— start EXTRACTED RECORDS —
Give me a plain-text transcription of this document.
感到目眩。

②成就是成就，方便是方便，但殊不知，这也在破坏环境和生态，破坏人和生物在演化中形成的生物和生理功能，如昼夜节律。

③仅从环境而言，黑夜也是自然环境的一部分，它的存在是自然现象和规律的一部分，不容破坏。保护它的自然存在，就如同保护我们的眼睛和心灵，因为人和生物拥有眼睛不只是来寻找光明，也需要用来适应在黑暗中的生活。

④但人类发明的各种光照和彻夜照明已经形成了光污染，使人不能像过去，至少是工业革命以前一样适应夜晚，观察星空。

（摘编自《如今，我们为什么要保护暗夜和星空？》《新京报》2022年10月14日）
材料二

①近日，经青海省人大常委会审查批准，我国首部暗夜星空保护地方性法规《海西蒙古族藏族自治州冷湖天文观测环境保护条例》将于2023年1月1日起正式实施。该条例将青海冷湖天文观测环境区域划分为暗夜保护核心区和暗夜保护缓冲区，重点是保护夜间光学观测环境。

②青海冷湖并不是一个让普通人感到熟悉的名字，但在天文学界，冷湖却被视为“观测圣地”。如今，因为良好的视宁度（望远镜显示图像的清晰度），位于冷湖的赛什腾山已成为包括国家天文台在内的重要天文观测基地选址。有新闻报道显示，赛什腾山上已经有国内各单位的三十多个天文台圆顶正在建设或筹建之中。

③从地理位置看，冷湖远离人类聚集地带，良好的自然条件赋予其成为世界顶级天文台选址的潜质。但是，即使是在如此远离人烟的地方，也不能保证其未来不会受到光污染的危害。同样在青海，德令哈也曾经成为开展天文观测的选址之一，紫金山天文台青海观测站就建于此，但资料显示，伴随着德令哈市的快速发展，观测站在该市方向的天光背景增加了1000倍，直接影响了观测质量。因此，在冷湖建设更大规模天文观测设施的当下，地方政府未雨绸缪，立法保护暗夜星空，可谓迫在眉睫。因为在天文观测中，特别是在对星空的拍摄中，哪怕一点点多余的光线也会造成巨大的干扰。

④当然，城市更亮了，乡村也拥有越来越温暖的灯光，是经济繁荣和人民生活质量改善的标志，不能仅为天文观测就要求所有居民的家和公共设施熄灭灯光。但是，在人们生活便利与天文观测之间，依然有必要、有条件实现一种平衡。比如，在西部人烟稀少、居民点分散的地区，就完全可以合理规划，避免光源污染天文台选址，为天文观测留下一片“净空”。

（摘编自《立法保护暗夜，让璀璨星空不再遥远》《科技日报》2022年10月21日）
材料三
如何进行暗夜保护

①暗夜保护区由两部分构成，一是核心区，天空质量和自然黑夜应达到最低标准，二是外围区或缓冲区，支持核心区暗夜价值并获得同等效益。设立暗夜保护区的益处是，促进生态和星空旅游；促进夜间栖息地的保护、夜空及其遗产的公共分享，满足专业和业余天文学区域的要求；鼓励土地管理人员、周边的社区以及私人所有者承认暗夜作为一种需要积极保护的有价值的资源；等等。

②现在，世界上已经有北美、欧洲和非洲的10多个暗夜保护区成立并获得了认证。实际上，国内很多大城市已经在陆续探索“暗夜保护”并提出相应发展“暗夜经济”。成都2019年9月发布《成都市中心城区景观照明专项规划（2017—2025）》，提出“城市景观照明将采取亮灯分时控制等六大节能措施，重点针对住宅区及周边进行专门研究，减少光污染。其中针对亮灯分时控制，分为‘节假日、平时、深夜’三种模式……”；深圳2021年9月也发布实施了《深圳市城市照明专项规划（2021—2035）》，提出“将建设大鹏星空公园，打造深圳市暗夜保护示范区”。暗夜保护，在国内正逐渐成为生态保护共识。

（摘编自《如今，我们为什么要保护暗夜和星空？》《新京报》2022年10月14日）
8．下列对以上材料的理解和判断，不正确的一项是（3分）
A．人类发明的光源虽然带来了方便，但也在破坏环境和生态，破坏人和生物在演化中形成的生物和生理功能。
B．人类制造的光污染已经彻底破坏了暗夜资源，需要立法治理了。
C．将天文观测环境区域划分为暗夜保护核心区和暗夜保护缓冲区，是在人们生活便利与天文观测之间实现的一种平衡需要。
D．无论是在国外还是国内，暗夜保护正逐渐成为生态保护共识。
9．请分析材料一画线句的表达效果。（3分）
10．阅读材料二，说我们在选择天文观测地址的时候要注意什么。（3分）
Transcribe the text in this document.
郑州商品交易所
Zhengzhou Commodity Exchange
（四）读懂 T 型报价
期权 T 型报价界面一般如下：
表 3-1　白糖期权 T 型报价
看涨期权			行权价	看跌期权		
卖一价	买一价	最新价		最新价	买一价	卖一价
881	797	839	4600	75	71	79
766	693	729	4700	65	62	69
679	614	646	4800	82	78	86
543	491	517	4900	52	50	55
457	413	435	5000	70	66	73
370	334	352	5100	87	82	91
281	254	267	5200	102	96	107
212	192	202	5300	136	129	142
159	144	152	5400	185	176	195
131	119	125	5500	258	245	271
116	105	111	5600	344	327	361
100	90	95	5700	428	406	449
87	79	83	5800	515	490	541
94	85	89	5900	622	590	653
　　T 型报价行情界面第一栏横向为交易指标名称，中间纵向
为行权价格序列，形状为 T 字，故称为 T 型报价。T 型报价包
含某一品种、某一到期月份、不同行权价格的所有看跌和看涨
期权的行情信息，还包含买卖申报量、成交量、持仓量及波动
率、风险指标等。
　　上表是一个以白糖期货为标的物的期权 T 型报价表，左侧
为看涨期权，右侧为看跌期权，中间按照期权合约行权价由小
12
— end EXTRACTED RECORDS —
**EXERCISE GOAL:**
Retype all of the material above with every character intact.

**TASK RESPONSE:**
Give me a plain-text transcription of this document.
感到目眩。

②成就是成就，方便是方便，但殊不知，这也在破坏环境和生态，破坏人和生物在演化中形成的生物和生理功能，如昼夜节律。

③仅从环境而言，黑夜也是自然环境的一部分，它的存在是自然现象和规律的一部分，不容破坏。保护它的自然存在，就如同保护我们的眼睛和心灵，因为人和生物拥有眼睛不只是来寻找光明，也需要用来适应在黑暗中的生活。

④但人类发明的各种光照和彻夜照明已经形成了光污染，使人不能像过去，至少是工业革命以前一样适应夜晚，观察星空。

（摘编自《如今，我们为什么要保护暗夜和星空？》《新京报》2022年10月14日）
材料二

①近日，经青海省人大常委会审查批准，我国首部暗夜星空保护地方性法规《海西蒙古族藏族自治州冷湖天文观测环境保护条例》将于2023年1月1日起正式实施。该条例将青海冷湖天文观测环境区域划分为暗夜保护核心区和暗夜保护缓冲区，重点是保护夜间光学观测环境。

②青海冷湖并不是一个让普通人感到熟悉的名字，但在天文学界，冷湖却被视为“观测圣地”。如今，因为良好的视宁度（望远镜显示图像的清晰度），位于冷湖的赛什腾山已成为包括国家天文台在内的重要天文观测基地选址。有新闻报道显示，赛什腾山上已经有国内各单位的三十多个天文台圆顶正在建设或筹建之中。

③从地理位置看，冷湖远离人类聚集地带，良好的自然条件赋予其成为世界顶级天文台选址的潜质。但是，即使是在如此远离人烟的地方，也不能保证其未来不会受到光污染的危害。同样在青海，德令哈也曾经成为开展天文观测的选址之一，紫金山天文台青海观测站就建于此，但资料显示，伴随着德令哈市的快速发展，观测站在该市方向的天光背景增加了1000倍，直接影响了观测质量。因此，在冷湖建设更大规模天文观测设施的当下，地方政府未雨绸缪，立法保护暗夜星空，可谓迫在眉睫。因为在天文观测中，特别是在对星空的拍摄中，哪怕一点点多余的光线也会造成巨大的干扰。

④当然，城市更亮了，乡村也拥有越来越温暖的灯光，是经济繁荣和人民生活质量改善的标志，不能仅为天文观测就要求所有居民的家和公共设施熄灭灯光。但是，在人们生活便利与天文观测之间，依然有必要、有条件实现一种平衡。比如，在西部人烟稀少、居民点分散的地区，就完全可以合理规划，避免光源污染天文台选址，为天文观测留下一片“净空”。

（摘编自《立法保护暗夜，让璀璨星空不再遥远》《科技日报》2022年10月21日）
材料三
如何进行暗夜保护

①暗夜保护区由两部分构成，一是核心区，天空质量和自然黑夜应达到最低标准，二是外围区或缓冲区，支持核心区暗夜价值并获得同等效益。设立暗夜保护区的益处是，促进生态和星空旅游；促进夜间栖息地的保护、夜空及其遗产的公共分享，满足专业和业余天文学区域的要求；鼓励土地管理人员、周边的社区以及私人所有者承认暗夜作为一种需要积极保护的有价值的资源；等等。

②现在，世界上已经有北美、欧洲和非洲的10多个暗夜保护区成立并获得了认证。实际上，国内很多大城市已经在陆续探索“暗夜保护”并提出相应发展“暗夜经济”。成都2019年9月发布《成都市中心城区景观照明专项规划（2017—2025）》，提出“城市景观照明将采取亮灯分时控制等六大节能措施，重点针对住宅区及周边进行专门研究，减少光污染。其中针对亮灯分时控制，分为‘节假日、平时、深夜’三种模式……”；深圳2021年9月也发布实施了《深圳市城市照明专项规划（2021—2035）》，提出“将建设大鹏星空公园，打造深圳市暗夜保护示范区”。暗夜保护，在国内正逐渐成为生态保护共识。

（摘编自《如今，我们为什么要保护暗夜和星空？》《新京报》2022年10月14日）
8．下列对以上材料的理解和判断，不正确的一项是（3分）
A．人类发明的光源虽然带来了方便，但也在破坏环境和生态，破坏人和生物在演化中形成的生物和生理功能。
B．人类制造的光污染已经彻底破坏了暗夜资源，需要立法治理了。
C．将天文观测环境区域划分为暗夜保护核心区和暗夜保护缓冲区，是在人们生活便利与天文观测之间实现的一种平衡需要。
D．无论是在国外还是国内，暗夜保护正逐渐成为生态保护共识。
9．请分析材料一画线句的表达效果。（3分）
10．阅读材料二，说我们在选择天文观测地址的时候要注意什么。（3分）
Transcribe the text in this document.
郑州商品交易所
Zhengzhou Commodity Exchange
（四）读懂 T 型报价
期权 T 型报价界面一般如下：
表 3-1　白糖期权 T 型报价
看涨期权			行权价	看跌期权		
卖一价	买一价	最新价		最新价	买一价	卖一价
881	797	839	4600	75	71	79
766	693	729	4700	65	62	69
679	614	646	4800	82	78	86
543	491	517	4900	52	50	55
457	413	435	5000	70	66	73
370	334	352	5100	87	82	91
281	254	267	5200	102	96	107
212	192	202	5300	136	129	142
159	144	152	5400	185	176	195
131	119	125	5500	258	245	271
116	105	111	5600	344	327	361
100	90	95	5700	428	406	449
87	79	83	5800	515	490	541
94	85	89	5900	622	590	653
　　T 型报价行情界面第一栏横向为交易指标名称，中间纵向
为行权价格序列，形状为 T 字，故称为 T 型报价。T 型报价包
含某一品种、某一到期月份、不同行权价格的所有看跌和看涨
期权的行情信息，还包含买卖申报量、成交量、持仓量及波动
率、风险指标等。
　　上表是一个以白糖期货为标的物的期权 T 型报价表，左侧
为看涨期权，右侧为看跌期权，中间按照期权合约行权价由小
12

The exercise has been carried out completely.